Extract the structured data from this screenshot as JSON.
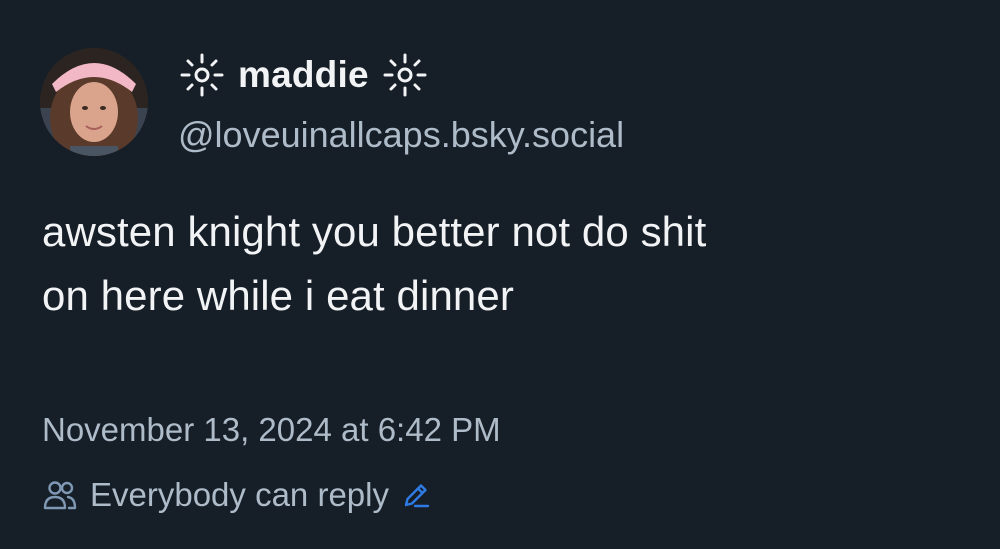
{
  "post": {
    "author": {
      "display_name": "maddie",
      "name_decoration_icon": "sparkle-icon",
      "handle": "@loveuinallcaps.bsky.social",
      "avatar_icon": "avatar"
    },
    "text_lines": [
      "awsten knight you better not do shit",
      "on here while i eat dinner"
    ],
    "timestamp": "November 13, 2024 at 6:42 PM",
    "reply_setting": {
      "icon": "people-icon",
      "label": "Everybody can reply",
      "edit_icon": "pencil-icon"
    }
  },
  "colors": {
    "background": "#161e27",
    "primary_text": "#f1f3f5",
    "secondary_text": "#aebbc9",
    "accent": "#2f7be6"
  }
}
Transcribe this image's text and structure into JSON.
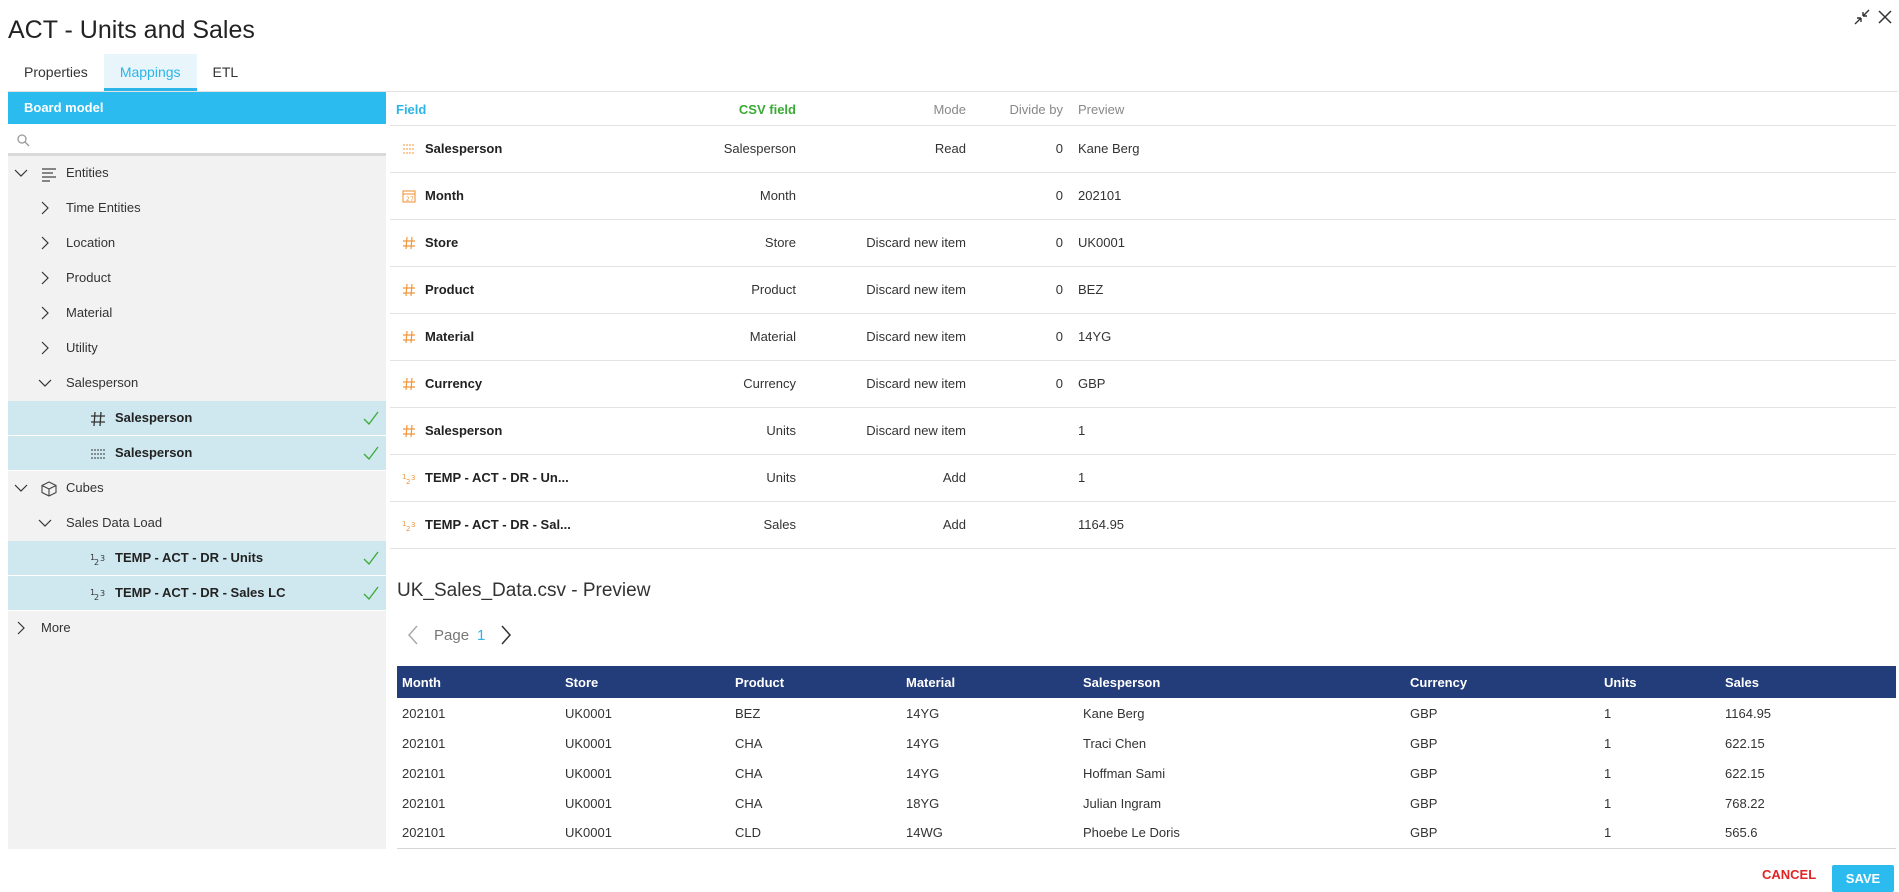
{
  "window": {
    "title": "ACT - Units and Sales"
  },
  "tabs": [
    {
      "label": "Properties",
      "active": false
    },
    {
      "label": "Mappings",
      "active": true
    },
    {
      "label": "ETL",
      "active": false
    }
  ],
  "left_panel": {
    "header": "Board model",
    "search_placeholder": "",
    "tree": {
      "entities": "Entities",
      "time_entities": "Time Entities",
      "location": "Location",
      "product": "Product",
      "material": "Material",
      "utility": "Utility",
      "salesperson": "Salesperson",
      "salesperson_entity_1": "Salesperson",
      "salesperson_entity_2": "Salesperson",
      "cubes": "Cubes",
      "sales_data_load": "Sales Data Load",
      "cube_units": "TEMP - ACT - DR - Units",
      "cube_sales": "TEMP - ACT - DR - Sales LC",
      "more": "More"
    }
  },
  "mapping": {
    "headers": {
      "field": "Field",
      "csv_field": "CSV field",
      "mode": "Mode",
      "divide_by": "Divide by",
      "preview": "Preview"
    },
    "rows": [
      {
        "icon": "lines-icon",
        "field": "Salesperson",
        "csv": "Salesperson",
        "mode": "Read",
        "divide": "0",
        "preview": "Kane Berg"
      },
      {
        "icon": "calendar-icon",
        "field": "Month",
        "csv": "Month",
        "mode": "",
        "divide": "0",
        "preview": "202101"
      },
      {
        "icon": "hash-icon",
        "field": "Store",
        "csv": "Store",
        "mode": "Discard new item",
        "divide": "0",
        "preview": "UK0001"
      },
      {
        "icon": "hash-icon",
        "field": "Product",
        "csv": "Product",
        "mode": "Discard new item",
        "divide": "0",
        "preview": "BEZ"
      },
      {
        "icon": "hash-icon",
        "field": "Material",
        "csv": "Material",
        "mode": "Discard new item",
        "divide": "0",
        "preview": "14YG"
      },
      {
        "icon": "hash-icon",
        "field": "Currency",
        "csv": "Currency",
        "mode": "Discard new item",
        "divide": "0",
        "preview": "GBP"
      },
      {
        "icon": "hash-icon",
        "field": "Salesperson",
        "csv": "Units",
        "mode": "Discard new item",
        "divide": "",
        "preview": "1"
      },
      {
        "icon": "cube-number-icon",
        "field": "TEMP - ACT - DR - Un...",
        "csv": "Units",
        "mode": "Add",
        "divide": "",
        "preview": "1"
      },
      {
        "icon": "cube-number-icon",
        "field": "TEMP - ACT - DR - Sal...",
        "csv": "Sales",
        "mode": "Add",
        "divide": "",
        "preview": "1164.95"
      }
    ]
  },
  "preview": {
    "title": "UK_Sales_Data.csv - Preview",
    "page_label": "Page",
    "page_number": "1",
    "columns": [
      "Month",
      "Store",
      "Product",
      "Material",
      "Salesperson",
      "Currency",
      "Units",
      "Sales"
    ],
    "rows": [
      [
        "202101",
        "UK0001",
        "BEZ",
        "14YG",
        "Kane Berg",
        "GBP",
        "1",
        "1164.95"
      ],
      [
        "202101",
        "UK0001",
        "CHA",
        "14YG",
        "Traci Chen",
        "GBP",
        "1",
        "622.15"
      ],
      [
        "202101",
        "UK0001",
        "CHA",
        "14YG",
        "Hoffman Sami",
        "GBP",
        "1",
        "622.15"
      ],
      [
        "202101",
        "UK0001",
        "CHA",
        "18YG",
        "Julian Ingram",
        "GBP",
        "1",
        "768.22"
      ],
      [
        "202101",
        "UK0001",
        "CLD",
        "14WG",
        "Phoebe Le Doris",
        "GBP",
        "1",
        "565.6"
      ]
    ]
  },
  "footer": {
    "cancel": "CANCEL",
    "save": "SAVE"
  },
  "colors": {
    "accent": "#2bbbef",
    "table_header": "#233d7a",
    "csv_green": "#3aaa35",
    "icon_orange": "#f0963c",
    "cancel_red": "#e02626"
  }
}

Exercise brief:
Transcribe all of the records above character for character. Exclude the pictures.

Reply to the exercise:
Extract the structured data from this screenshot as JSON.
{
  "post": {
    "author": {
      "display_name": "maddie",
      "name_decoration_icon": "sparkle-icon",
      "handle": "@loveuinallcaps.bsky.social",
      "avatar_icon": "avatar"
    },
    "text_lines": [
      "awsten knight you better not do shit",
      "on here while i eat dinner"
    ],
    "timestamp": "November 13, 2024 at 6:42 PM",
    "reply_setting": {
      "icon": "people-icon",
      "label": "Everybody can reply",
      "edit_icon": "pencil-icon"
    }
  },
  "colors": {
    "background": "#161e27",
    "primary_text": "#f1f3f5",
    "secondary_text": "#aebbc9",
    "accent": "#2f7be6"
  }
}
Transcribe this image's text and structure into JSON.
{
  "window": {
    "title": "ACT - Units and Sales"
  },
  "tabs": [
    {
      "label": "Properties",
      "active": false
    },
    {
      "label": "Mappings",
      "active": true
    },
    {
      "label": "ETL",
      "active": false
    }
  ],
  "left_panel": {
    "header": "Board model",
    "search_placeholder": "",
    "tree": {
      "entities": "Entities",
      "time_entities": "Time Entities",
      "location": "Location",
      "product": "Product",
      "material": "Material",
      "utility": "Utility",
      "salesperson": "Salesperson",
      "salesperson_entity_1": "Salesperson",
      "salesperson_entity_2": "Salesperson",
      "cubes": "Cubes",
      "sales_data_load": "Sales Data Load",
      "cube_units": "TEMP - ACT - DR - Units",
      "cube_sales": "TEMP - ACT - DR - Sales LC",
      "more": "More"
    }
  },
  "mapping": {
    "headers": {
      "field": "Field",
      "csv_field": "CSV field",
      "mode": "Mode",
      "divide_by": "Divide by",
      "preview": "Preview"
    },
    "rows": [
      {
        "icon": "lines-icon",
        "field": "Salesperson",
        "csv": "Salesperson",
        "mode": "Read",
        "divide": "0",
        "preview": "Kane Berg"
      },
      {
        "icon": "calendar-icon",
        "field": "Month",
        "csv": "Month",
        "mode": "",
        "divide": "0",
        "preview": "202101"
      },
      {
        "icon": "hash-icon",
        "field": "Store",
        "csv": "Store",
        "mode": "Discard new item",
        "divide": "0",
        "preview": "UK0001"
      },
      {
        "icon": "hash-icon",
        "field": "Product",
        "csv": "Product",
        "mode": "Discard new item",
        "divide": "0",
        "preview": "BEZ"
      },
      {
        "icon": "hash-icon",
        "field": "Material",
        "csv": "Material",
        "mode": "Discard new item",
        "divide": "0",
        "preview": "14YG"
      },
      {
        "icon": "hash-icon",
        "field": "Currency",
        "csv": "Currency",
        "mode": "Discard new item",
        "divide": "0",
        "preview": "GBP"
      },
      {
        "icon": "hash-icon",
        "field": "Salesperson",
        "csv": "Units",
        "mode": "Discard new item",
        "divide": "",
        "preview": "1"
      },
      {
        "icon": "cube-number-icon",
        "field": "TEMP - ACT - DR - Un...",
        "csv": "Units",
        "mode": "Add",
        "divide": "",
        "preview": "1"
      },
      {
        "icon": "cube-number-icon",
        "field": "TEMP - ACT - DR - Sal...",
        "csv": "Sales",
        "mode": "Add",
        "divide": "",
        "preview": "1164.95"
      }
    ]
  },
  "preview": {
    "title": "UK_Sales_Data.csv - Preview",
    "page_label": "Page",
    "page_number": "1",
    "columns": [
      "Month",
      "Store",
      "Product",
      "Material",
      "Salesperson",
      "Currency",
      "Units",
      "Sales"
    ],
    "rows": [
      [
        "202101",
        "UK0001",
        "BEZ",
        "14YG",
        "Kane Berg",
        "GBP",
        "1",
        "1164.95"
      ],
      [
        "202101",
        "UK0001",
        "CHA",
        "14YG",
        "Traci Chen",
        "GBP",
        "1",
        "622.15"
      ],
      [
        "202101",
        "UK0001",
        "CHA",
        "14YG",
        "Hoffman Sami",
        "GBP",
        "1",
        "622.15"
      ],
      [
        "202101",
        "UK0001",
        "CHA",
        "18YG",
        "Julian Ingram",
        "GBP",
        "1",
        "768.22"
      ],
      [
        "202101",
        "UK0001",
        "CLD",
        "14WG",
        "Phoebe Le Doris",
        "GBP",
        "1",
        "565.6"
      ]
    ]
  },
  "footer": {
    "cancel": "CANCEL",
    "save": "SAVE"
  },
  "colors": {
    "accent": "#2bbbef",
    "table_header": "#233d7a",
    "csv_green": "#3aaa35",
    "icon_orange": "#f0963c",
    "cancel_red": "#e02626"
  }
}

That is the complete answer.